--- BEGIN EXCERPTED RECORDS ---

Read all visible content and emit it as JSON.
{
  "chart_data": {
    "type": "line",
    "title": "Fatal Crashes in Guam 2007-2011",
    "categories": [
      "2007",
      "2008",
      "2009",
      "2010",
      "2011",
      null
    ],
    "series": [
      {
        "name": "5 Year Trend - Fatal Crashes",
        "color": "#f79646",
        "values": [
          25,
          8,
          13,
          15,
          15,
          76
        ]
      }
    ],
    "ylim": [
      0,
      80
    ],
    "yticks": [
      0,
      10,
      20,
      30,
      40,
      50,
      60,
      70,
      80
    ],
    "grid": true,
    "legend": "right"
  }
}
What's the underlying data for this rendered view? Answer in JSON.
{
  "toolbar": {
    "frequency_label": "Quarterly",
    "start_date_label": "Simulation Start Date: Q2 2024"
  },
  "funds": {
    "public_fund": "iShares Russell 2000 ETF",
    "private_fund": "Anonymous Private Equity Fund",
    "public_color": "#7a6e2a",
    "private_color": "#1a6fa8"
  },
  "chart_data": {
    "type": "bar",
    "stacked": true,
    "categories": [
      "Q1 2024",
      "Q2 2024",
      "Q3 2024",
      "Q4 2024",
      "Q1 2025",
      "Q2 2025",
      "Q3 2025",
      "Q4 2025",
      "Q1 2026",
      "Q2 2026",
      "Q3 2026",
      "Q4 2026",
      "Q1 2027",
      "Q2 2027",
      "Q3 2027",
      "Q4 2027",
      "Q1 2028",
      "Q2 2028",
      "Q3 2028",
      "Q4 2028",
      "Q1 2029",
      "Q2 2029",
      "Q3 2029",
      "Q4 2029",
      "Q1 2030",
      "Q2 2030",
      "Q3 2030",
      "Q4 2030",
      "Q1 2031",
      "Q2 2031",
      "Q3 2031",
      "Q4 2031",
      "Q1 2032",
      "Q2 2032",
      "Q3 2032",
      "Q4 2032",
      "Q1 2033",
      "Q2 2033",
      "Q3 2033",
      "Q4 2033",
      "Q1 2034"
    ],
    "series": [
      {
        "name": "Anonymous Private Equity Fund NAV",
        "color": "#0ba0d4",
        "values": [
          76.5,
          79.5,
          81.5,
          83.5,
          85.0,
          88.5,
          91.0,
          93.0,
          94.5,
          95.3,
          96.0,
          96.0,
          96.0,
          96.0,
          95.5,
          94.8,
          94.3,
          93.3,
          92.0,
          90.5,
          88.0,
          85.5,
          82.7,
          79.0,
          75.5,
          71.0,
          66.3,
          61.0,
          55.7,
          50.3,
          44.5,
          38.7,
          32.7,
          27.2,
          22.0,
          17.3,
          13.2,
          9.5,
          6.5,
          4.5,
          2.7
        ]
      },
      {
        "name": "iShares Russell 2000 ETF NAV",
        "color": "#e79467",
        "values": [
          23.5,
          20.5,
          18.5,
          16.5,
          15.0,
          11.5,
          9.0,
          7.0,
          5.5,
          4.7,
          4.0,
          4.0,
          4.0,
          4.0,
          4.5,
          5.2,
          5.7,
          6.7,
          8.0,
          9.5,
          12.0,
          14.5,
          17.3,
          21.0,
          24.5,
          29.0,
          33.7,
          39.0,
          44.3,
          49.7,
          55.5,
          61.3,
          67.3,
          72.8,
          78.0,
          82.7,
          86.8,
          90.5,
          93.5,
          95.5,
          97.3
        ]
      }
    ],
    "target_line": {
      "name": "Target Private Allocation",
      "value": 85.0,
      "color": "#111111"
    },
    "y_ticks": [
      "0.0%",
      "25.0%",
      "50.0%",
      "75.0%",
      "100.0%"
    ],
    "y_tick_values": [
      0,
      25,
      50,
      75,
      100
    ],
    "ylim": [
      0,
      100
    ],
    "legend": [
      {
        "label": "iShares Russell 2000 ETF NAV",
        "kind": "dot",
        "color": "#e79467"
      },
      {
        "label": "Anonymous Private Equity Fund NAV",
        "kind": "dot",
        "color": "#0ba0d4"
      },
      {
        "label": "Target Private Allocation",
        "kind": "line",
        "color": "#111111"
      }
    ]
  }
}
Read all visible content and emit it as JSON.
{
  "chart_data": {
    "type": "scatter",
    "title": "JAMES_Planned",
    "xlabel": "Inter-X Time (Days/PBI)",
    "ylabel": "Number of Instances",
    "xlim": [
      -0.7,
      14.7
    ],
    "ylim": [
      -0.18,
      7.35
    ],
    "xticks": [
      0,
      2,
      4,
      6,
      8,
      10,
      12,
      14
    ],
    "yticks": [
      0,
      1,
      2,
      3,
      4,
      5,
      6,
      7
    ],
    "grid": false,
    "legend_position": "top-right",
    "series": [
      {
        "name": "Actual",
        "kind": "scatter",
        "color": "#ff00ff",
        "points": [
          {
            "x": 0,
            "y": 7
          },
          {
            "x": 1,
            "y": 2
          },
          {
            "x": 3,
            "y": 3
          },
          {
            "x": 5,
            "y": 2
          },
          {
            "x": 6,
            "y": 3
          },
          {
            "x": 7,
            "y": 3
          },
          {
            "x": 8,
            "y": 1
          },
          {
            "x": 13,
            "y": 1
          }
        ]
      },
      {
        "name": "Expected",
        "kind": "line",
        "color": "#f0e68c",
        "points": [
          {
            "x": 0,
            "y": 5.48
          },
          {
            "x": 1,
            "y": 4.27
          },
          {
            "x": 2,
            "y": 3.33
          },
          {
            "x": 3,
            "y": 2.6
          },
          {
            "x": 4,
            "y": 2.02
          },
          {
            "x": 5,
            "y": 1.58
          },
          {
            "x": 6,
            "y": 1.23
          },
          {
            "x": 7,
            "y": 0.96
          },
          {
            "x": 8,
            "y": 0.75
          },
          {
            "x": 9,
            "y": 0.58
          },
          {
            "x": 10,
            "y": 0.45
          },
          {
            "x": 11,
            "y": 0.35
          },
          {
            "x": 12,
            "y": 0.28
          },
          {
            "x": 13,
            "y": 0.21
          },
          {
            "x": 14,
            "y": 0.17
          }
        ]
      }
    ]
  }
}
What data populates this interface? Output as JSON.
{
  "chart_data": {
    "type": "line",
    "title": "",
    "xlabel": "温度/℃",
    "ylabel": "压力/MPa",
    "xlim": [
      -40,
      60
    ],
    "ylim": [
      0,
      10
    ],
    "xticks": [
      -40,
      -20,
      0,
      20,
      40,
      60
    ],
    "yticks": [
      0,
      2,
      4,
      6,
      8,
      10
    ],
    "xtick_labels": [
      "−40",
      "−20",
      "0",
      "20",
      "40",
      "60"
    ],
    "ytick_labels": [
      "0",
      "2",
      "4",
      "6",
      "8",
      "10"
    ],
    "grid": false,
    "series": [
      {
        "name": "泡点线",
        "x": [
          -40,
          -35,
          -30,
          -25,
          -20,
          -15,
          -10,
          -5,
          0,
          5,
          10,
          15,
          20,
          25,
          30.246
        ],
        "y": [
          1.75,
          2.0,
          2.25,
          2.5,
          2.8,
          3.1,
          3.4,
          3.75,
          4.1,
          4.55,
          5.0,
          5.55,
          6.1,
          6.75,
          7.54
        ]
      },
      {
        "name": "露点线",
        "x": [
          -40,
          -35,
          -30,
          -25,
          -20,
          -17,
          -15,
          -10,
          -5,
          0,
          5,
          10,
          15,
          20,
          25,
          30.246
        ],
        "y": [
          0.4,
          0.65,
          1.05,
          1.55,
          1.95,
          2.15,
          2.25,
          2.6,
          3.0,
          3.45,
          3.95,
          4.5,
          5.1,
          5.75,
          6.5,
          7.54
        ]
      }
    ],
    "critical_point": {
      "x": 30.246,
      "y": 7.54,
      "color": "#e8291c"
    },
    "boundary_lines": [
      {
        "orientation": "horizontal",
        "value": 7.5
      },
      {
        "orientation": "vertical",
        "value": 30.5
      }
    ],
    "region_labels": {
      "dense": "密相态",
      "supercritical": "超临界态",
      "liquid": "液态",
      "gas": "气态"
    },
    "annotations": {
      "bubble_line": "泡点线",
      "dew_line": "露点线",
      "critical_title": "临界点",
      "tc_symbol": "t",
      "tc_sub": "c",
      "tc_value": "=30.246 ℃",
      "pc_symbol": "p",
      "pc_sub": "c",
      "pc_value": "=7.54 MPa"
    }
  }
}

--- END EXCERPTED RECORDS ---

# GIVEN PROBLEM:
State how many lines of the entries above include the word "Russell", offering no text other than the number.

# RESPONSE:
3